Extracted information –
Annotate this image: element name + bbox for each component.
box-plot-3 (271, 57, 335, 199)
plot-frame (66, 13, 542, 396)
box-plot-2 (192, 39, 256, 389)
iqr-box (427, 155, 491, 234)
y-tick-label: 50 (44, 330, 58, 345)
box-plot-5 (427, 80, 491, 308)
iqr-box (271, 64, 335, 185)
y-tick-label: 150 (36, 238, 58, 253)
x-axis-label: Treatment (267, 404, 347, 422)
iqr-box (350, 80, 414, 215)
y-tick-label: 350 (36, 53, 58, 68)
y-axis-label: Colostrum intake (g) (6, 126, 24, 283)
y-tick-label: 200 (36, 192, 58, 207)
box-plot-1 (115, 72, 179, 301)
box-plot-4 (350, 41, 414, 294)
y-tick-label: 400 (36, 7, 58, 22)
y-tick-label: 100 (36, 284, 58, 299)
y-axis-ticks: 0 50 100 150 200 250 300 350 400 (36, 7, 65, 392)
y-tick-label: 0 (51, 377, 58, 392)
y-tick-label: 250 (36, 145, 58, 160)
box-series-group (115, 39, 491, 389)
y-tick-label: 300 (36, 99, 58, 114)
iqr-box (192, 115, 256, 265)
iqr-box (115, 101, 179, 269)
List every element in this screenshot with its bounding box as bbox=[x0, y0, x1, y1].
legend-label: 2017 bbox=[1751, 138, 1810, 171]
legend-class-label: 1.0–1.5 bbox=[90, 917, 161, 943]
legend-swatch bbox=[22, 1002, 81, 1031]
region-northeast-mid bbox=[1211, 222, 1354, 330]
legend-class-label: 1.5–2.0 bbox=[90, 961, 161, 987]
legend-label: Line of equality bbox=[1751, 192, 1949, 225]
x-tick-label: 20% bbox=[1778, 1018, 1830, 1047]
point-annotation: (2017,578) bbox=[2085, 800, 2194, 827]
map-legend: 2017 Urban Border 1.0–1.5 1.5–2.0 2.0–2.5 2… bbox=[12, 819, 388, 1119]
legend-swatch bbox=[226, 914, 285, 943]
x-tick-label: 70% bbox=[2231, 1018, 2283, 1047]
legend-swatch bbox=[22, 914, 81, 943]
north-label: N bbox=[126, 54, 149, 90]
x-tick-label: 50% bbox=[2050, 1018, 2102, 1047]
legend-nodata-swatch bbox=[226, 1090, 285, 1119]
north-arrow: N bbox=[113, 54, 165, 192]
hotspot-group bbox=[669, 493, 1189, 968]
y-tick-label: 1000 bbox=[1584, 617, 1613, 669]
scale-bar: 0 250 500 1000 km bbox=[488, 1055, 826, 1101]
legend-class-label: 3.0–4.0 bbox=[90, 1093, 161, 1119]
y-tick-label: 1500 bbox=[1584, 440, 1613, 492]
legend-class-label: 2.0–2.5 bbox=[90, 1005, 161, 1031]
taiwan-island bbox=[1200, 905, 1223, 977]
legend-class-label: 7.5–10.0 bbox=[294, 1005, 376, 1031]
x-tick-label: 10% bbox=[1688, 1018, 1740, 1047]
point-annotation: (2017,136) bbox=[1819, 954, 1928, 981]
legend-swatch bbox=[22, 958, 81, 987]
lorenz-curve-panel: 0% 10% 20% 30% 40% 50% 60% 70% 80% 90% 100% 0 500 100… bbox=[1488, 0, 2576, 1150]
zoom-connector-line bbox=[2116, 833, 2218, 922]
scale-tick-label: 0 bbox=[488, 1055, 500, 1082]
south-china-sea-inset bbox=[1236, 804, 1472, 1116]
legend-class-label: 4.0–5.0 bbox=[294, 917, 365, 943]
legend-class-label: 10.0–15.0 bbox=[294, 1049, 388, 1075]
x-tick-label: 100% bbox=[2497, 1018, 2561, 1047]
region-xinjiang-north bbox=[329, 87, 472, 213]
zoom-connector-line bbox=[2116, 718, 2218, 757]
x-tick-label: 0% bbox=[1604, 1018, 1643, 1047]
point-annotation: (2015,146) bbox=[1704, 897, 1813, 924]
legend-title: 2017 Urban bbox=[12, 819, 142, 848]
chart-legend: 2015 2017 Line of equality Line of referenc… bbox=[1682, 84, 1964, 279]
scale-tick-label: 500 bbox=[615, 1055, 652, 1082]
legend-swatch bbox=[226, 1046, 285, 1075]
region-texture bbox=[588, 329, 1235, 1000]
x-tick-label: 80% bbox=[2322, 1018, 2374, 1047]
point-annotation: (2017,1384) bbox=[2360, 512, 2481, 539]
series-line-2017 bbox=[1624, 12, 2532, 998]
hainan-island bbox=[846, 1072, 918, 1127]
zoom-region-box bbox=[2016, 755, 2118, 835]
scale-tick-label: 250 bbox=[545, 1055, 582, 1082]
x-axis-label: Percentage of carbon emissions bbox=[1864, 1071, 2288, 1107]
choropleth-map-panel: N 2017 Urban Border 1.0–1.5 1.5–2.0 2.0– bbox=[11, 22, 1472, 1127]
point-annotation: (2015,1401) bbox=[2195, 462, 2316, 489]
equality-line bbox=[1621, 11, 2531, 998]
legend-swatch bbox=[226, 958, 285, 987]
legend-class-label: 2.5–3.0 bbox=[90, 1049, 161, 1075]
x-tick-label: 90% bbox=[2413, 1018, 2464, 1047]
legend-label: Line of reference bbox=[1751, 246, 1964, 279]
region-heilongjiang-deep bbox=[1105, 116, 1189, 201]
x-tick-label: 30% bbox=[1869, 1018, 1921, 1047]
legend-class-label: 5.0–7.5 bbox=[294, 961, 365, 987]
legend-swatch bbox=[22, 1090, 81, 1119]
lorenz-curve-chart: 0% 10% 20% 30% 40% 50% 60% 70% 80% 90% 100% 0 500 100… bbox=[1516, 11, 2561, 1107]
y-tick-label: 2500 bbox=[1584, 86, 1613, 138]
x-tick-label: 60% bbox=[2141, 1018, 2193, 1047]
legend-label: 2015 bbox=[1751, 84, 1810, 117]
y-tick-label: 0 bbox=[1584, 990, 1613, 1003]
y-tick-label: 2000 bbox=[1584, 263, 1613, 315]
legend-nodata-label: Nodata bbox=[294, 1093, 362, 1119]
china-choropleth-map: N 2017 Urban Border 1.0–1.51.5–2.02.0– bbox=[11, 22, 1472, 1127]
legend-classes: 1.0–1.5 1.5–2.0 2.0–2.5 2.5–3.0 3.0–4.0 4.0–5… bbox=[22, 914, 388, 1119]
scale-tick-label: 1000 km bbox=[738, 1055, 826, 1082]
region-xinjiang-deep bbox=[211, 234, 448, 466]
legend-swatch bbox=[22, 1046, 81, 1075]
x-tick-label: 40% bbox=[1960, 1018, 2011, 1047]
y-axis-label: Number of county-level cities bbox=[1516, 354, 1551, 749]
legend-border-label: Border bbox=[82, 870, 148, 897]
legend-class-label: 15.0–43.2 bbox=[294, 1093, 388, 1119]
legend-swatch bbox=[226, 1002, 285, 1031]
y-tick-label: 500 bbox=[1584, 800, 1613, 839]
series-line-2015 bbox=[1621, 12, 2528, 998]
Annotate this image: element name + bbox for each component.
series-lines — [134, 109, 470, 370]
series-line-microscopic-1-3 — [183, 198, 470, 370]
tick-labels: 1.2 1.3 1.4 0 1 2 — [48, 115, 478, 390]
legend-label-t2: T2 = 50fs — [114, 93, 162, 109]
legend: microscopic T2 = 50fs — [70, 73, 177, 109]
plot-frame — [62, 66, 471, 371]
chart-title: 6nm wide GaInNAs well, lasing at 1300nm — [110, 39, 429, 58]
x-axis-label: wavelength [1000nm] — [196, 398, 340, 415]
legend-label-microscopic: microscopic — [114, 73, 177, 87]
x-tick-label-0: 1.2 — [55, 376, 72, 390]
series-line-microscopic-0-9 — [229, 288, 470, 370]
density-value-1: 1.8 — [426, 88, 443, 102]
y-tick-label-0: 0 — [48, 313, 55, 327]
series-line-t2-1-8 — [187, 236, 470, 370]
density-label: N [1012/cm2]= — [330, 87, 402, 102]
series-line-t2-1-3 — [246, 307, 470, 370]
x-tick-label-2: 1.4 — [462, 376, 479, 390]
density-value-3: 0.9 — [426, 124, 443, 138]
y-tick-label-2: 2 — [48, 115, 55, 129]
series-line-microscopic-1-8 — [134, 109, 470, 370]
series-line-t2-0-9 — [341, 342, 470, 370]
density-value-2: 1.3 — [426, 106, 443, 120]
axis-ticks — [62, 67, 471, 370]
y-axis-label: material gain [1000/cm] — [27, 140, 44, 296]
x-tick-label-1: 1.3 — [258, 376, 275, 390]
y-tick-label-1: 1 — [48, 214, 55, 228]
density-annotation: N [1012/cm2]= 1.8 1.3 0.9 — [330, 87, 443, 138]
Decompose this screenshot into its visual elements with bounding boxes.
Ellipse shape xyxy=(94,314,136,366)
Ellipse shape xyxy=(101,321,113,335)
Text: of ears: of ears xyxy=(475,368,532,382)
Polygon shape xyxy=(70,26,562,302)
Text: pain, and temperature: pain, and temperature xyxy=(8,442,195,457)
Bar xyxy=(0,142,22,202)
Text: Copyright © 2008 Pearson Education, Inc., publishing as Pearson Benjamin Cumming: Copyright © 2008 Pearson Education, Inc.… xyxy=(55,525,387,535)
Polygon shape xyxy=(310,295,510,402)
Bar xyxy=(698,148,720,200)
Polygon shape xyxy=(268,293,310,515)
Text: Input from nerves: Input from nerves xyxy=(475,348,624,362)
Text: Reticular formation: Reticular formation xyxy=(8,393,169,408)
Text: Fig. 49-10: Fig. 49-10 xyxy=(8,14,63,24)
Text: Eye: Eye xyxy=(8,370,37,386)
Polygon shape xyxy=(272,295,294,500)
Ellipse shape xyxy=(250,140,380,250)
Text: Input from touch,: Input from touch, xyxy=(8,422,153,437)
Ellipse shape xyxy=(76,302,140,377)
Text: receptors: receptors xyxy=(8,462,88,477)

The request –
Find each line in the material that contains the word "value", and copy those lines.

Final result –
density-value-1: 1.8 — [426, 88, 443, 102]
density-value-3: 0.9 — [426, 124, 443, 138]
density-value-2: 1.3 — [426, 106, 443, 120]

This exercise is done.